Reproduce the listing below verbatim.

RECORDS FOR THIS EXERCISE:
════════════════
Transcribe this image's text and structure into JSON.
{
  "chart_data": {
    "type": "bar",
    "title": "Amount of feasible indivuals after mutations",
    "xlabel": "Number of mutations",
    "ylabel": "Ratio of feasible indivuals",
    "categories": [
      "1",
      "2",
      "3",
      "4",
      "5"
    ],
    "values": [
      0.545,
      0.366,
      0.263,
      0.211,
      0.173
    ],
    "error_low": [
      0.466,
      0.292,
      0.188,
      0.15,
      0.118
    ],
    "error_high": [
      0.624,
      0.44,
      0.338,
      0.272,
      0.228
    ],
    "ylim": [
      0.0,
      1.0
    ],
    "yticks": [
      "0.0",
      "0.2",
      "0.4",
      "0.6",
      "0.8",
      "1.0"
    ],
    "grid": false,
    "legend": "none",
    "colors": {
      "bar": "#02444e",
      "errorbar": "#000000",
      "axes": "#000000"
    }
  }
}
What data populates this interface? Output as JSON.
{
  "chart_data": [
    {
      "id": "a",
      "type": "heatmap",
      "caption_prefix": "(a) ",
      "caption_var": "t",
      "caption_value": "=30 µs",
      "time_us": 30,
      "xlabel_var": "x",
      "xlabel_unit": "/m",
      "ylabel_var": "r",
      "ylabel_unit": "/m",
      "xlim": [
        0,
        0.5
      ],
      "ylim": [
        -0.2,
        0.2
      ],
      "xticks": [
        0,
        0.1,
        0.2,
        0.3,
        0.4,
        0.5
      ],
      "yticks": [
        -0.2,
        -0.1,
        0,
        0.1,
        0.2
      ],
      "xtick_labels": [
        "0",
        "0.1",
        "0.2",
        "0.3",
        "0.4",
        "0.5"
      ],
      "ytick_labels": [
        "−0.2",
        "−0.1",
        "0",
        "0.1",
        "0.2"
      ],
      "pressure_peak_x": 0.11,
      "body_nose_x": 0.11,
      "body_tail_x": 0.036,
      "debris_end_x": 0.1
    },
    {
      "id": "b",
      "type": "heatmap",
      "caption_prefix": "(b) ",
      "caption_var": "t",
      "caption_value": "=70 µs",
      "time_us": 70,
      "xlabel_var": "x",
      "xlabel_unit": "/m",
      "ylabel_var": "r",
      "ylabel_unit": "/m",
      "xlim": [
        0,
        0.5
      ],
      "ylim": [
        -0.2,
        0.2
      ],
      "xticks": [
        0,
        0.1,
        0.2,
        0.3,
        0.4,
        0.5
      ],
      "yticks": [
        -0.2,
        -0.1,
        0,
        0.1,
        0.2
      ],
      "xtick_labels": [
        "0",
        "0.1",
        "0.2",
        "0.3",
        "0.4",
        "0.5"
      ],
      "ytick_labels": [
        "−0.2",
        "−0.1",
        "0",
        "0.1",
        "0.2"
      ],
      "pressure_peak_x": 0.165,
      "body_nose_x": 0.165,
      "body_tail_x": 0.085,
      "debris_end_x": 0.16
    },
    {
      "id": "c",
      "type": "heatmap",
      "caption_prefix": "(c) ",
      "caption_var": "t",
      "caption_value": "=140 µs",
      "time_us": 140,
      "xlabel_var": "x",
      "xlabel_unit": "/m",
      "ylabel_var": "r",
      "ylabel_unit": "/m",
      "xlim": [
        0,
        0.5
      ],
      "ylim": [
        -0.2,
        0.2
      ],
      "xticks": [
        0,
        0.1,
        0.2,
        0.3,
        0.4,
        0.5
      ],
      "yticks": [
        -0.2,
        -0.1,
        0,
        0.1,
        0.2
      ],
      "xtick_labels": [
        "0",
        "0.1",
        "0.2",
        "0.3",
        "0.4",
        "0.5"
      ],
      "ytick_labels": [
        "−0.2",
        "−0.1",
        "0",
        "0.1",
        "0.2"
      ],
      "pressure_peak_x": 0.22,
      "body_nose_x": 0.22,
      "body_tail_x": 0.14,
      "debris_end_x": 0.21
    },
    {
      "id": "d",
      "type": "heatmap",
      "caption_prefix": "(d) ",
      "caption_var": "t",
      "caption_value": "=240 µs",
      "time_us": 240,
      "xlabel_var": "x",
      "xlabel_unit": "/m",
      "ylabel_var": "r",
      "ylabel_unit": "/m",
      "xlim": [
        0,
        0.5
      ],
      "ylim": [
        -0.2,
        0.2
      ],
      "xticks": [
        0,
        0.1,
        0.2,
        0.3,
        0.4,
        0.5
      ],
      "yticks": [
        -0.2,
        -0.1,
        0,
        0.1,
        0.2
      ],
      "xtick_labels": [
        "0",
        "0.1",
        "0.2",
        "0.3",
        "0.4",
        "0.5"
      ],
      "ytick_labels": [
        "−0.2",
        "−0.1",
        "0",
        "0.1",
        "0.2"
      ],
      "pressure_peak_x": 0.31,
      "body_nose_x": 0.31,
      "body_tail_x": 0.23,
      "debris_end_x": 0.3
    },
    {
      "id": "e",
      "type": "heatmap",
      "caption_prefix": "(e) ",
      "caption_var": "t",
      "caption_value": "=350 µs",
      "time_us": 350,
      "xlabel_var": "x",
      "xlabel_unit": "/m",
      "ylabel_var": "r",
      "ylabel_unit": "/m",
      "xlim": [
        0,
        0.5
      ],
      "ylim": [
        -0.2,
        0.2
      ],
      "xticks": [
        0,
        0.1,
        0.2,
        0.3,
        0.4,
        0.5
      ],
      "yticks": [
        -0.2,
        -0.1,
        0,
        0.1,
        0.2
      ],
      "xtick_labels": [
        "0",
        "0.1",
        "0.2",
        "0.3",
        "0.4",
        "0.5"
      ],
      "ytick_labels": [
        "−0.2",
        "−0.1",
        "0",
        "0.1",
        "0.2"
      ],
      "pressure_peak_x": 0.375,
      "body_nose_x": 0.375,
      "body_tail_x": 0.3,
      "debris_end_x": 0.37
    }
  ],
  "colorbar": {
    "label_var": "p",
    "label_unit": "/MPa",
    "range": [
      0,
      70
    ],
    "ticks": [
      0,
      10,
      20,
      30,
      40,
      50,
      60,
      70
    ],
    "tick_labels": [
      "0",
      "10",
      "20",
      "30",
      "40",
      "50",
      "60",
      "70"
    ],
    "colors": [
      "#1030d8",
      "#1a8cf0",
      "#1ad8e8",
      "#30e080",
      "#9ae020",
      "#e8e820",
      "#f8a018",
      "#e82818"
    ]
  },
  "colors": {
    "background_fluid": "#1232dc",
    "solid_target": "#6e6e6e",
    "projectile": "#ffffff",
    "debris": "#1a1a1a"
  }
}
════════════════
THE COMPLETED TASK:
Transcribe this image's text and structure into JSON.
{
  "chart_data": {
    "type": "bar",
    "title": "Amount of feasible indivuals after mutations",
    "xlabel": "Number of mutations",
    "ylabel": "Ratio of feasible indivuals",
    "categories": [
      "1",
      "2",
      "3",
      "4",
      "5"
    ],
    "values": [
      0.545,
      0.366,
      0.263,
      0.211,
      0.173
    ],
    "error_low": [
      0.466,
      0.292,
      0.188,
      0.15,
      0.118
    ],
    "error_high": [
      0.624,
      0.44,
      0.338,
      0.272,
      0.228
    ],
    "ylim": [
      0.0,
      1.0
    ],
    "yticks": [
      "0.0",
      "0.2",
      "0.4",
      "0.6",
      "0.8",
      "1.0"
    ],
    "grid": false,
    "legend": "none",
    "colors": {
      "bar": "#02444e",
      "errorbar": "#000000",
      "axes": "#000000"
    }
  }
}
What data populates this interface? Output as JSON.
{
  "chart_data": [
    {
      "id": "a",
      "type": "heatmap",
      "caption_prefix": "(a) ",
      "caption_var": "t",
      "caption_value": "=30 µs",
      "time_us": 30,
      "xlabel_var": "x",
      "xlabel_unit": "/m",
      "ylabel_var": "r",
      "ylabel_unit": "/m",
      "xlim": [
        0,
        0.5
      ],
      "ylim": [
        -0.2,
        0.2
      ],
      "xticks": [
        0,
        0.1,
        0.2,
        0.3,
        0.4,
        0.5
      ],
      "yticks": [
        -0.2,
        -0.1,
        0,
        0.1,
        0.2
      ],
      "xtick_labels": [
        "0",
        "0.1",
        "0.2",
        "0.3",
        "0.4",
        "0.5"
      ],
      "ytick_labels": [
        "−0.2",
        "−0.1",
        "0",
        "0.1",
        "0.2"
      ],
      "pressure_peak_x": 0.11,
      "body_nose_x": 0.11,
      "body_tail_x": 0.036,
      "debris_end_x": 0.1
    },
    {
      "id": "b",
      "type": "heatmap",
      "caption_prefix": "(b) ",
      "caption_var": "t",
      "caption_value": "=70 µs",
      "time_us": 70,
      "xlabel_var": "x",
      "xlabel_unit": "/m",
      "ylabel_var": "r",
      "ylabel_unit": "/m",
      "xlim": [
        0,
        0.5
      ],
      "ylim": [
        -0.2,
        0.2
      ],
      "xticks": [
        0,
        0.1,
        0.2,
        0.3,
        0.4,
        0.5
      ],
      "yticks": [
        -0.2,
        -0.1,
        0,
        0.1,
        0.2
      ],
      "xtick_labels": [
        "0",
        "0.1",
        "0.2",
        "0.3",
        "0.4",
        "0.5"
      ],
      "ytick_labels": [
        "−0.2",
        "−0.1",
        "0",
        "0.1",
        "0.2"
      ],
      "pressure_peak_x": 0.165,
      "body_nose_x": 0.165,
      "body_tail_x": 0.085,
      "debris_end_x": 0.16
    },
    {
      "id": "c",
      "type": "heatmap",
      "caption_prefix": "(c) ",
      "caption_var": "t",
      "caption_value": "=140 µs",
      "time_us": 140,
      "xlabel_var": "x",
      "xlabel_unit": "/m",
      "ylabel_var": "r",
      "ylabel_unit": "/m",
      "xlim": [
        0,
        0.5
      ],
      "ylim": [
        -0.2,
        0.2
      ],
      "xticks": [
        0,
        0.1,
        0.2,
        0.3,
        0.4,
        0.5
      ],
      "yticks": [
        -0.2,
        -0.1,
        0,
        0.1,
        0.2
      ],
      "xtick_labels": [
        "0",
        "0.1",
        "0.2",
        "0.3",
        "0.4",
        "0.5"
      ],
      "ytick_labels": [
        "−0.2",
        "−0.1",
        "0",
        "0.1",
        "0.2"
      ],
      "pressure_peak_x": 0.22,
      "body_nose_x": 0.22,
      "body_tail_x": 0.14,
      "debris_end_x": 0.21
    },
    {
      "id": "d",
      "type": "heatmap",
      "caption_prefix": "(d) ",
      "caption_var": "t",
      "caption_value": "=240 µs",
      "time_us": 240,
      "xlabel_var": "x",
      "xlabel_unit": "/m",
      "ylabel_var": "r",
      "ylabel_unit": "/m",
      "xlim": [
        0,
        0.5
      ],
      "ylim": [
        -0.2,
        0.2
      ],
      "xticks": [
        0,
        0.1,
        0.2,
        0.3,
        0.4,
        0.5
      ],
      "yticks": [
        -0.2,
        -0.1,
        0,
        0.1,
        0.2
      ],
      "xtick_labels": [
        "0",
        "0.1",
        "0.2",
        "0.3",
        "0.4",
        "0.5"
      ],
      "ytick_labels": [
        "−0.2",
        "−0.1",
        "0",
        "0.1",
        "0.2"
      ],
      "pressure_peak_x": 0.31,
      "body_nose_x": 0.31,
      "body_tail_x": 0.23,
      "debris_end_x": 0.3
    },
    {
      "id": "e",
      "type": "heatmap",
      "caption_prefix": "(e) ",
      "caption_var": "t",
      "caption_value": "=350 µs",
      "time_us": 350,
      "xlabel_var": "x",
      "xlabel_unit": "/m",
      "ylabel_var": "r",
      "ylabel_unit": "/m",
      "xlim": [
        0,
        0.5
      ],
      "ylim": [
        -0.2,
        0.2
      ],
      "xticks": [
        0,
        0.1,
        0.2,
        0.3,
        0.4,
        0.5
      ],
      "yticks": [
        -0.2,
        -0.1,
        0,
        0.1,
        0.2
      ],
      "xtick_labels": [
        "0",
        "0.1",
        "0.2",
        "0.3",
        "0.4",
        "0.5"
      ],
      "ytick_labels": [
        "−0.2",
        "−0.1",
        "0",
        "0.1",
        "0.2"
      ],
      "pressure_peak_x": 0.375,
      "body_nose_x": 0.375,
      "body_tail_x": 0.3,
      "debris_end_x": 0.37
    }
  ],
  "colorbar": {
    "label_var": "p",
    "label_unit": "/MPa",
    "range": [
      0,
      70
    ],
    "ticks": [
      0,
      10,
      20,
      30,
      40,
      50,
      60,
      70
    ],
    "tick_labels": [
      "0",
      "10",
      "20",
      "30",
      "40",
      "50",
      "60",
      "70"
    ],
    "colors": [
      "#1030d8",
      "#1a8cf0",
      "#1ad8e8",
      "#30e080",
      "#9ae020",
      "#e8e820",
      "#f8a018",
      "#e82818"
    ]
  },
  "colors": {
    "background_fluid": "#1232dc",
    "solid_target": "#6e6e6e",
    "projectile": "#ffffff",
    "debris": "#1a1a1a"
  }
}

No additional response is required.